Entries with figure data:
/---

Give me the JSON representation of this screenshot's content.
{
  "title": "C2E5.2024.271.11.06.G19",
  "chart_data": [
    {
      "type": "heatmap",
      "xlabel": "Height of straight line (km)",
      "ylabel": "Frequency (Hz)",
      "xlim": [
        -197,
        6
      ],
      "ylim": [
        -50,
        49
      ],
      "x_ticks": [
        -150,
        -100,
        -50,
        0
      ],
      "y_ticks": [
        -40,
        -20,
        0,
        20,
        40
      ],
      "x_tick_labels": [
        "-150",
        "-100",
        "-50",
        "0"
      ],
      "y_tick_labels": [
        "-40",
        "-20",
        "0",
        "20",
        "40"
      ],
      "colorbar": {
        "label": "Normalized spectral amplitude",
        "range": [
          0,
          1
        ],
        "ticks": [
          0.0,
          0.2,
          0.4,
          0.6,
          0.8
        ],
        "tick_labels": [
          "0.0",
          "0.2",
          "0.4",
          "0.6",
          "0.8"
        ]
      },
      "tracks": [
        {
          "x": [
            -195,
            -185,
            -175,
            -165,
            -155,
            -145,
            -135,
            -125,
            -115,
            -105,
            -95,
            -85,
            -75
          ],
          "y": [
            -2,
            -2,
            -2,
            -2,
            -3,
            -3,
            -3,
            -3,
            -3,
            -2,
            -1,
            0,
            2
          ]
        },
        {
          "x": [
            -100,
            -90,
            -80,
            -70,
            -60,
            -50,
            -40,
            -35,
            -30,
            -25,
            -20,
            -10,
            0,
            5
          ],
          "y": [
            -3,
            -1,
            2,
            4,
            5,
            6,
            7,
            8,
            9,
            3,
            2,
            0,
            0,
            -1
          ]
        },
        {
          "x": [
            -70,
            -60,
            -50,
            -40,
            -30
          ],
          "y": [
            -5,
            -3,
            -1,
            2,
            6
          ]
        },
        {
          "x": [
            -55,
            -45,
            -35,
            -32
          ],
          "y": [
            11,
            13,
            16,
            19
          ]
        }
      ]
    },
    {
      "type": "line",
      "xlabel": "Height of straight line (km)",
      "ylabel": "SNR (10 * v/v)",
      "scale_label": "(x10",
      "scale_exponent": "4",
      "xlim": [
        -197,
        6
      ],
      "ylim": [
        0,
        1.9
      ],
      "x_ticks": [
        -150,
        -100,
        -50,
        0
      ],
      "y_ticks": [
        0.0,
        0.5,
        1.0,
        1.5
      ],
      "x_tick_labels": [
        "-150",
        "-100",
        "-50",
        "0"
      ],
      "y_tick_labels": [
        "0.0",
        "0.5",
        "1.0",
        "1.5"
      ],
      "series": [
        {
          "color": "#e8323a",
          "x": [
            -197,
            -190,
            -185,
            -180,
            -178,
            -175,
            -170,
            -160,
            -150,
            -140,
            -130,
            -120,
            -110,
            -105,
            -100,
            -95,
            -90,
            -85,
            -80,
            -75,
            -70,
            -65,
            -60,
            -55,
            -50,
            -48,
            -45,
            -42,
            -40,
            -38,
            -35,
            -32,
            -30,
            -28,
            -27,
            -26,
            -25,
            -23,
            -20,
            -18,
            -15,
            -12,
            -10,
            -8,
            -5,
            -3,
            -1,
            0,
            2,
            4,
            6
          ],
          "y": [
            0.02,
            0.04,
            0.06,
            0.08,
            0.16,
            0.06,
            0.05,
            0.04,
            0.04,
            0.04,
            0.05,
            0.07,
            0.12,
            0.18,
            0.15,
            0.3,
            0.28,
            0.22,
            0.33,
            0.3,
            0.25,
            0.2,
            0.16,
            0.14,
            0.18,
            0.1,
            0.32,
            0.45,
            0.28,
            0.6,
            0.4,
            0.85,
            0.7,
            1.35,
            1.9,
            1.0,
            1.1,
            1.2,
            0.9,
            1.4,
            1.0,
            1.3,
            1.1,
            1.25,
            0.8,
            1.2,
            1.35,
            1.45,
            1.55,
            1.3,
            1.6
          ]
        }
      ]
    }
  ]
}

\---

## WHAT IS NEEDED
Emit the full listing verbatim.

## OUTPUT FOR THIS TASK
Give me the JSON representation of this screenshot's content.
{
  "title": "C2E5.2024.271.11.06.G19",
  "chart_data": [
    {
      "type": "heatmap",
      "xlabel": "Height of straight line (km)",
      "ylabel": "Frequency (Hz)",
      "xlim": [
        -197,
        6
      ],
      "ylim": [
        -50,
        49
      ],
      "x_ticks": [
        -150,
        -100,
        -50,
        0
      ],
      "y_ticks": [
        -40,
        -20,
        0,
        20,
        40
      ],
      "x_tick_labels": [
        "-150",
        "-100",
        "-50",
        "0"
      ],
      "y_tick_labels": [
        "-40",
        "-20",
        "0",
        "20",
        "40"
      ],
      "colorbar": {
        "label": "Normalized spectral amplitude",
        "range": [
          0,
          1
        ],
        "ticks": [
          0.0,
          0.2,
          0.4,
          0.6,
          0.8
        ],
        "tick_labels": [
          "0.0",
          "0.2",
          "0.4",
          "0.6",
          "0.8"
        ]
      },
      "tracks": [
        {
          "x": [
            -195,
            -185,
            -175,
            -165,
            -155,
            -145,
            -135,
            -125,
            -115,
            -105,
            -95,
            -85,
            -75
          ],
          "y": [
            -2,
            -2,
            -2,
            -2,
            -3,
            -3,
            -3,
            -3,
            -3,
            -2,
            -1,
            0,
            2
          ]
        },
        {
          "x": [
            -100,
            -90,
            -80,
            -70,
            -60,
            -50,
            -40,
            -35,
            -30,
            -25,
            -20,
            -10,
            0,
            5
          ],
          "y": [
            -3,
            -1,
            2,
            4,
            5,
            6,
            7,
            8,
            9,
            3,
            2,
            0,
            0,
            -1
          ]
        },
        {
          "x": [
            -70,
            -60,
            -50,
            -40,
            -30
          ],
          "y": [
            -5,
            -3,
            -1,
            2,
            6
          ]
        },
        {
          "x": [
            -55,
            -45,
            -35,
            -32
          ],
          "y": [
            11,
            13,
            16,
            19
          ]
        }
      ]
    },
    {
      "type": "line",
      "xlabel": "Height of straight line (km)",
      "ylabel": "SNR (10 * v/v)",
      "scale_label": "(x10",
      "scale_exponent": "4",
      "xlim": [
        -197,
        6
      ],
      "ylim": [
        0,
        1.9
      ],
      "x_ticks": [
        -150,
        -100,
        -50,
        0
      ],
      "y_ticks": [
        0.0,
        0.5,
        1.0,
        1.5
      ],
      "x_tick_labels": [
        "-150",
        "-100",
        "-50",
        "0"
      ],
      "y_tick_labels": [
        "0.0",
        "0.5",
        "1.0",
        "1.5"
      ],
      "series": [
        {
          "color": "#e8323a",
          "x": [
            -197,
            -190,
            -185,
            -180,
            -178,
            -175,
            -170,
            -160,
            -150,
            -140,
            -130,
            -120,
            -110,
            -105,
            -100,
            -95,
            -90,
            -85,
            -80,
            -75,
            -70,
            -65,
            -60,
            -55,
            -50,
            -48,
            -45,
            -42,
            -40,
            -38,
            -35,
            -32,
            -30,
            -28,
            -27,
            -26,
            -25,
            -23,
            -20,
            -18,
            -15,
            -12,
            -10,
            -8,
            -5,
            -3,
            -1,
            0,
            2,
            4,
            6
          ],
          "y": [
            0.02,
            0.04,
            0.06,
            0.08,
            0.16,
            0.06,
            0.05,
            0.04,
            0.04,
            0.04,
            0.05,
            0.07,
            0.12,
            0.18,
            0.15,
            0.3,
            0.28,
            0.22,
            0.33,
            0.3,
            0.25,
            0.2,
            0.16,
            0.14,
            0.18,
            0.1,
            0.32,
            0.45,
            0.28,
            0.6,
            0.4,
            0.85,
            0.7,
            1.35,
            1.9,
            1.0,
            1.1,
            1.2,
            0.9,
            1.4,
            1.0,
            1.3,
            1.1,
            1.25,
            0.8,
            1.2,
            1.35,
            1.45,
            1.55,
            1.3,
            1.6
          ]
        }
      ]
    }
  ]
}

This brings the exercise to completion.